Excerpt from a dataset
---------------

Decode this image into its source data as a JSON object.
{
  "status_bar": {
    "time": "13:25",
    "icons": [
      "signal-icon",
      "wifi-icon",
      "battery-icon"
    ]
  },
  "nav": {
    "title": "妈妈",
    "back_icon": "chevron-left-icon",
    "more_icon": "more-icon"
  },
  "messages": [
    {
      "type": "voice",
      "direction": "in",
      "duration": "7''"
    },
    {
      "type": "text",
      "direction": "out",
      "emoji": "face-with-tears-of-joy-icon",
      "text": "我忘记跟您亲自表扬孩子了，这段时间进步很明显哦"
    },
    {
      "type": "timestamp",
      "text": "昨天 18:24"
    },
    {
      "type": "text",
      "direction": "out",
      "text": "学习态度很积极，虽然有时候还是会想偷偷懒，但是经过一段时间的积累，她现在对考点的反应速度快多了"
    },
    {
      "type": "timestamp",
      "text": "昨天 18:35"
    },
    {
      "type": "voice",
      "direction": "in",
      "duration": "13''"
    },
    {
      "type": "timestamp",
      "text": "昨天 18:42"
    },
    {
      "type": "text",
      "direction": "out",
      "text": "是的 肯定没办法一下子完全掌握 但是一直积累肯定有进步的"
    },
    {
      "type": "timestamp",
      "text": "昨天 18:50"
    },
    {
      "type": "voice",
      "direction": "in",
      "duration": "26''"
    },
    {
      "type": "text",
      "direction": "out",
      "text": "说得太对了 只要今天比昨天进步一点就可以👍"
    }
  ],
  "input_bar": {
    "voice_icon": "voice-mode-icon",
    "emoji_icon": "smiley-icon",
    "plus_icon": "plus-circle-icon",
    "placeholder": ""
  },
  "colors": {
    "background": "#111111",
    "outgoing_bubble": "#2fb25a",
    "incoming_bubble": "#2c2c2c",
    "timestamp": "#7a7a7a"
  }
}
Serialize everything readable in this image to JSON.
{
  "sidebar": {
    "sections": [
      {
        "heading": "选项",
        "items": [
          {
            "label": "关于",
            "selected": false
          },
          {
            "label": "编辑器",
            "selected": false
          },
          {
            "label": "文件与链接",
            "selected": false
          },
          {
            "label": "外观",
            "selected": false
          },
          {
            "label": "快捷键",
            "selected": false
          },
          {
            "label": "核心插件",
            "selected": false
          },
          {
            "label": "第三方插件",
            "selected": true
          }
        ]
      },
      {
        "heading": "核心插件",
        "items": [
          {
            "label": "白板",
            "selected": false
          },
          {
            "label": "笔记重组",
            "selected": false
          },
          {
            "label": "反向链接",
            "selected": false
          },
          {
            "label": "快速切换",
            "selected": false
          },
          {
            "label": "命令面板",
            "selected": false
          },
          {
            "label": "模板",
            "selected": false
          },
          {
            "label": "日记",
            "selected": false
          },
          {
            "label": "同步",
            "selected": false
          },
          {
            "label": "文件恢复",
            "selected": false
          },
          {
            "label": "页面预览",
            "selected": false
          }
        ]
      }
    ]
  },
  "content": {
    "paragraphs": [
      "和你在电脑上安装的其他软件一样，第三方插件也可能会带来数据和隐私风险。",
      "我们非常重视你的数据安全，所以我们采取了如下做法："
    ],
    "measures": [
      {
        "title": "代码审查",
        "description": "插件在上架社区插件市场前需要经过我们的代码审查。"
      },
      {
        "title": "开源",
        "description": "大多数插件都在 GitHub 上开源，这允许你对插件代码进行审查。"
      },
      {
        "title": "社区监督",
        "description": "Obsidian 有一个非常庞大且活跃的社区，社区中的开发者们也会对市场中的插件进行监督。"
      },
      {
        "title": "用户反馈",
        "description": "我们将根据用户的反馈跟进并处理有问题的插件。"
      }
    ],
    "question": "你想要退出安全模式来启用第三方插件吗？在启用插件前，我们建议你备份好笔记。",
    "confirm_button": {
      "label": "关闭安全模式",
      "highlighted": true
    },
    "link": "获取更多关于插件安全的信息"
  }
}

---------------

Produce an exact copy of all the records.

Decode this image into its source data as a JSON object.
{
  "status_bar": {
    "time": "13:25",
    "icons": [
      "signal-icon",
      "wifi-icon",
      "battery-icon"
    ]
  },
  "nav": {
    "title": "妈妈",
    "back_icon": "chevron-left-icon",
    "more_icon": "more-icon"
  },
  "messages": [
    {
      "type": "voice",
      "direction": "in",
      "duration": "7''"
    },
    {
      "type": "text",
      "direction": "out",
      "emoji": "face-with-tears-of-joy-icon",
      "text": "我忘记跟您亲自表扬孩子了，这段时间进步很明显哦"
    },
    {
      "type": "timestamp",
      "text": "昨天 18:24"
    },
    {
      "type": "text",
      "direction": "out",
      "text": "学习态度很积极，虽然有时候还是会想偷偷懒，但是经过一段时间的积累，她现在对考点的反应速度快多了"
    },
    {
      "type": "timestamp",
      "text": "昨天 18:35"
    },
    {
      "type": "voice",
      "direction": "in",
      "duration": "13''"
    },
    {
      "type": "timestamp",
      "text": "昨天 18:42"
    },
    {
      "type": "text",
      "direction": "out",
      "text": "是的 肯定没办法一下子完全掌握 但是一直积累肯定有进步的"
    },
    {
      "type": "timestamp",
      "text": "昨天 18:50"
    },
    {
      "type": "voice",
      "direction": "in",
      "duration": "26''"
    },
    {
      "type": "text",
      "direction": "out",
      "text": "说得太对了 只要今天比昨天进步一点就可以👍"
    }
  ],
  "input_bar": {
    "voice_icon": "voice-mode-icon",
    "emoji_icon": "smiley-icon",
    "plus_icon": "plus-circle-icon",
    "placeholder": ""
  },
  "colors": {
    "background": "#111111",
    "outgoing_bubble": "#2fb25a",
    "incoming_bubble": "#2c2c2c",
    "timestamp": "#7a7a7a"
  }
}
Serialize everything readable in this image to JSON.
{
  "sidebar": {
    "sections": [
      {
        "heading": "选项",
        "items": [
          {
            "label": "关于",
            "selected": false
          },
          {
            "label": "编辑器",
            "selected": false
          },
          {
            "label": "文件与链接",
            "selected": false
          },
          {
            "label": "外观",
            "selected": false
          },
          {
            "label": "快捷键",
            "selected": false
          },
          {
            "label": "核心插件",
            "selected": false
          },
          {
            "label": "第三方插件",
            "selected": true
          }
        ]
      },
      {
        "heading": "核心插件",
        "items": [
          {
            "label": "白板",
            "selected": false
          },
          {
            "label": "笔记重组",
            "selected": false
          },
          {
            "label": "反向链接",
            "selected": false
          },
          {
            "label": "快速切换",
            "selected": false
          },
          {
            "label": "命令面板",
            "selected": false
          },
          {
            "label": "模板",
            "selected": false
          },
          {
            "label": "日记",
            "selected": false
          },
          {
            "label": "同步",
            "selected": false
          },
          {
            "label": "文件恢复",
            "selected": false
          },
          {
            "label": "页面预览",
            "selected": false
          }
        ]
      }
    ]
  },
  "content": {
    "paragraphs": [
      "和你在电脑上安装的其他软件一样，第三方插件也可能会带来数据和隐私风险。",
      "我们非常重视你的数据安全，所以我们采取了如下做法："
    ],
    "measures": [
      {
        "title": "代码审查",
        "description": "插件在上架社区插件市场前需要经过我们的代码审查。"
      },
      {
        "title": "开源",
        "description": "大多数插件都在 GitHub 上开源，这允许你对插件代码进行审查。"
      },
      {
        "title": "社区监督",
        "description": "Obsidian 有一个非常庞大且活跃的社区，社区中的开发者们也会对市场中的插件进行监督。"
      },
      {
        "title": "用户反馈",
        "description": "我们将根据用户的反馈跟进并处理有问题的插件。"
      }
    ],
    "question": "你想要退出安全模式来启用第三方插件吗？在启用插件前，我们建议你备份好笔记。",
    "confirm_button": {
      "label": "关闭安全模式",
      "highlighted": true
    },
    "link": "获取更多关于插件安全的信息"
  }
}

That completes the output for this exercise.